**WRITTEN TASK**
Repeat every record below exactly, but leave out any pictures.

**DATA LINES**

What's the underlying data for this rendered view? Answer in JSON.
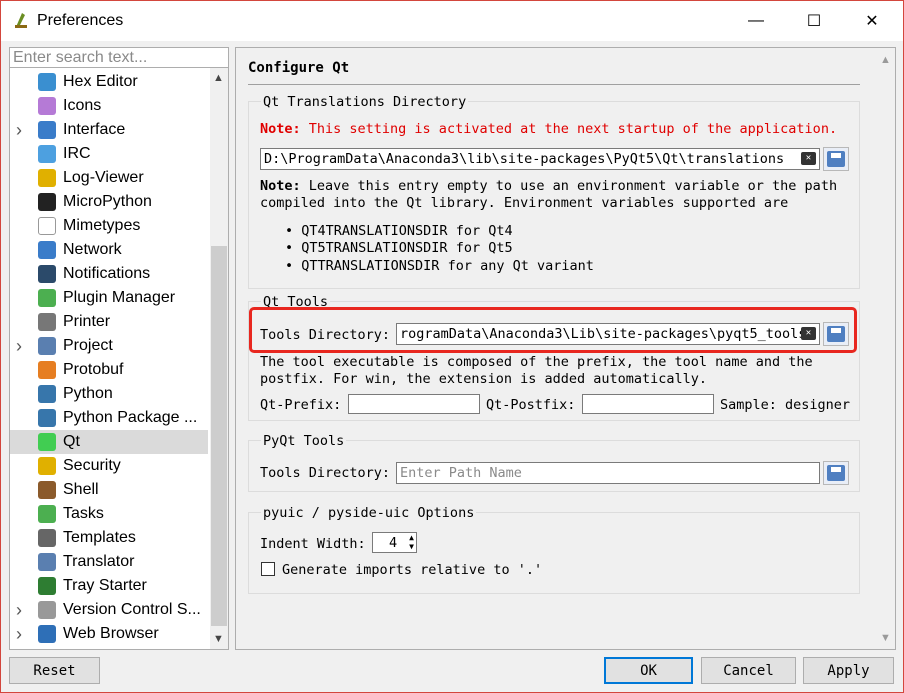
{
  "window": {
    "title": "Preferences",
    "minimize": "—",
    "maximize": "☐",
    "close": "✕"
  },
  "search": {
    "placeholder": "Enter search text..."
  },
  "tree": {
    "items": [
      {
        "label": "Hex Editor",
        "icon": "hex-editor-icon",
        "color": "#3a8fd0",
        "expandable": false
      },
      {
        "label": "Icons",
        "icon": "icons-icon",
        "color": "#b57ad6",
        "expandable": false
      },
      {
        "label": "Interface",
        "icon": "interface-icon",
        "color": "#3a7cc9",
        "expandable": true
      },
      {
        "label": "IRC",
        "icon": "irc-icon",
        "color": "#4da0e0",
        "expandable": false
      },
      {
        "label": "Log-Viewer",
        "icon": "log-viewer-icon",
        "color": "#e0b000",
        "expandable": false
      },
      {
        "label": "MicroPython",
        "icon": "micropython-icon",
        "color": "#222222",
        "expandable": false
      },
      {
        "label": "Mimetypes",
        "icon": "mimetypes-icon",
        "color": "#ffffff",
        "expandable": false
      },
      {
        "label": "Network",
        "icon": "network-icon",
        "color": "#3a7cc9",
        "expandable": false
      },
      {
        "label": "Notifications",
        "icon": "notifications-icon",
        "color": "#2b4a6a",
        "expandable": false
      },
      {
        "label": "Plugin Manager",
        "icon": "plugin-manager-icon",
        "color": "#4caf50",
        "expandable": false
      },
      {
        "label": "Printer",
        "icon": "printer-icon",
        "color": "#777777",
        "expandable": false
      },
      {
        "label": "Project",
        "icon": "project-icon",
        "color": "#5a7fb0",
        "expandable": true
      },
      {
        "label": "Protobuf",
        "icon": "protobuf-icon",
        "color": "#e67e22",
        "expandable": false
      },
      {
        "label": "Python",
        "icon": "python-icon",
        "color": "#3776ab",
        "expandable": false
      },
      {
        "label": "Python Package ...",
        "icon": "python-package-icon",
        "color": "#3776ab",
        "expandable": false
      },
      {
        "label": "Qt",
        "icon": "qt-icon",
        "color": "#41cd52",
        "expandable": false,
        "selected": true
      },
      {
        "label": "Security",
        "icon": "lock-icon",
        "color": "#e0b000",
        "expandable": false
      },
      {
        "label": "Shell",
        "icon": "shell-icon",
        "color": "#8b5a2b",
        "expandable": false
      },
      {
        "label": "Tasks",
        "icon": "tasks-icon",
        "color": "#4caf50",
        "expandable": false
      },
      {
        "label": "Templates",
        "icon": "templates-icon",
        "color": "#666666",
        "expandable": false
      },
      {
        "label": "Translator",
        "icon": "translator-icon",
        "color": "#5a7fb0",
        "expandable": false
      },
      {
        "label": "Tray Starter",
        "icon": "tray-starter-icon",
        "color": "#2e7d32",
        "expandable": false
      },
      {
        "label": "Version Control S...",
        "icon": "version-control-icon",
        "color": "#999999",
        "expandable": true
      },
      {
        "label": "Web Browser",
        "icon": "web-browser-icon",
        "color": "#2e6fb7",
        "expandable": true
      }
    ]
  },
  "page": {
    "heading": "Configure Qt",
    "translations": {
      "title": "Qt Translations Directory",
      "note_label": "Note:",
      "note_text": " This setting is activated at the next startup of the application.",
      "path": "D:\\ProgramData\\Anaconda3\\lib\\site-packages\\PyQt5\\Qt\\translations",
      "info_label": "Note:",
      "info_line1": " Leave this entry empty to use an environment variable or the path",
      "info_line2": "compiled into the Qt library. Environment variables supported are",
      "bullets": [
        "QT4TRANSLATIONSDIR for Qt4",
        "QT5TRANSLATIONSDIR for Qt5",
        "QTTRANSLATIONSDIR for any Qt variant"
      ]
    },
    "qt_tools": {
      "title": "Qt Tools",
      "dir_label": "Tools Directory:",
      "dir_value": "rogramData\\Anaconda3\\Lib\\site-packages\\pyqt5_tools",
      "desc1": "The tool executable is composed of the prefix, the tool name and the",
      "desc2": "postfix. For win, the extension is added automatically.",
      "prefix_label": "Qt-Prefix:",
      "postfix_label": "Qt-Postfix:",
      "sample": "Sample: designer"
    },
    "pyqt_tools": {
      "title": "PyQt Tools",
      "dir_label": "Tools Directory:",
      "placeholder": "Enter Path Name"
    },
    "pyuic": {
      "title": "pyuic / pyside-uic Options",
      "indent_label": "Indent Width:",
      "indent_value": "4",
      "relative_label": "Generate imports relative to '.'"
    }
  },
  "buttons": {
    "reset": "Reset",
    "ok": "OK",
    "cancel": "Cancel",
    "apply": "Apply"
  }
}
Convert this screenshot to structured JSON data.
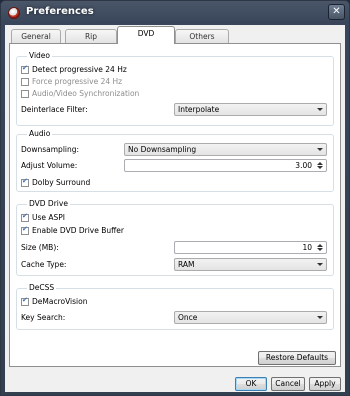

**EXERCISE OUTPUT**
What's the underlying data for this rendered view? Answer in JSON.
{
  "window": {
    "title": "Preferences",
    "minimize": "—",
    "maximize": "☐",
    "close": "✕"
  },
  "search": {
    "placeholder": "Enter search text..."
  },
  "tree": {
    "items": [
      {
        "label": "Hex Editor",
        "icon": "hex-editor-icon",
        "color": "#3a8fd0",
        "expandable": false
      },
      {
        "label": "Icons",
        "icon": "icons-icon",
        "color": "#b57ad6",
        "expandable": false
      },
      {
        "label": "Interface",
        "icon": "interface-icon",
        "color": "#3a7cc9",
        "expandable": true
      },
      {
        "label": "IRC",
        "icon": "irc-icon",
        "color": "#4da0e0",
        "expandable": false
      },
      {
        "label": "Log-Viewer",
        "icon": "log-viewer-icon",
        "color": "#e0b000",
        "expandable": false
      },
      {
        "label": "MicroPython",
        "icon": "micropython-icon",
        "color": "#222222",
        "expandable": false
      },
      {
        "label": "Mimetypes",
        "icon": "mimetypes-icon",
        "color": "#ffffff",
        "expandable": false
      },
      {
        "label": "Network",
        "icon": "network-icon",
        "color": "#3a7cc9",
        "expandable": false
      },
      {
        "label": "Notifications",
        "icon": "notifications-icon",
        "color": "#2b4a6a",
        "expandable": false
      },
      {
        "label": "Plugin Manager",
        "icon": "plugin-manager-icon",
        "color": "#4caf50",
        "expandable": false
      },
      {
        "label": "Printer",
        "icon": "printer-icon",
        "color": "#777777",
        "expandable": false
      },
      {
        "label": "Project",
        "icon": "project-icon",
        "color": "#5a7fb0",
        "expandable": true
      },
      {
        "label": "Protobuf",
        "icon": "protobuf-icon",
        "color": "#e67e22",
        "expandable": false
      },
      {
        "label": "Python",
        "icon": "python-icon",
        "color": "#3776ab",
        "expandable": false
      },
      {
        "label": "Python Package ...",
        "icon": "python-package-icon",
        "color": "#3776ab",
        "expandable": false
      },
      {
        "label": "Qt",
        "icon": "qt-icon",
        "color": "#41cd52",
        "expandable": false,
        "selected": true
      },
      {
        "label": "Security",
        "icon": "lock-icon",
        "color": "#e0b000",
        "expandable": false
      },
      {
        "label": "Shell",
        "icon": "shell-icon",
        "color": "#8b5a2b",
        "expandable": false
      },
      {
        "label": "Tasks",
        "icon": "tasks-icon",
        "color": "#4caf50",
        "expandable": false
      },
      {
        "label": "Templates",
        "icon": "templates-icon",
        "color": "#666666",
        "expandable": false
      },
      {
        "label": "Translator",
        "icon": "translator-icon",
        "color": "#5a7fb0",
        "expandable": false
      },
      {
        "label": "Tray Starter",
        "icon": "tray-starter-icon",
        "color": "#2e7d32",
        "expandable": false
      },
      {
        "label": "Version Control S...",
        "icon": "version-control-icon",
        "color": "#999999",
        "expandable": true
      },
      {
        "label": "Web Browser",
        "icon": "web-browser-icon",
        "color": "#2e6fb7",
        "expandable": true
      }
    ]
  },
  "page": {
    "heading": "Configure Qt",
    "translations": {
      "title": "Qt Translations Directory",
      "note_label": "Note:",
      "note_text": " This setting is activated at the next startup of the application.",
      "path": "D:\\ProgramData\\Anaconda3\\lib\\site-packages\\PyQt5\\Qt\\translations",
      "info_label": "Note:",
      "info_line1": " Leave this entry empty to use an environment variable or the path",
      "info_line2": "compiled into the Qt library. Environment variables supported are",
      "bullets": [
        "QT4TRANSLATIONSDIR for Qt4",
        "QT5TRANSLATIONSDIR for Qt5",
        "QTTRANSLATIONSDIR for any Qt variant"
      ]
    },
    "qt_tools": {
      "title": "Qt Tools",
      "dir_label": "Tools Directory:",
      "dir_value": "rogramData\\Anaconda3\\Lib\\site-packages\\pyqt5_tools",
      "desc1": "The tool executable is composed of the prefix, the tool name and the",
      "desc2": "postfix. For win, the extension is added automatically.",
      "prefix_label": "Qt-Prefix:",
      "postfix_label": "Qt-Postfix:",
      "sample": "Sample: designer"
    },
    "pyqt_tools": {
      "title": "PyQt Tools",
      "dir_label": "Tools Directory:",
      "placeholder": "Enter Path Name"
    },
    "pyuic": {
      "title": "pyuic / pyside-uic Options",
      "indent_label": "Indent Width:",
      "indent_value": "4",
      "relative_label": "Generate imports relative to '.'"
    }
  },
  "buttons": {
    "reset": "Reset",
    "ok": "OK",
    "cancel": "Cancel",
    "apply": "Apply"
  }
}
Convert this screenshot to structured JSON data.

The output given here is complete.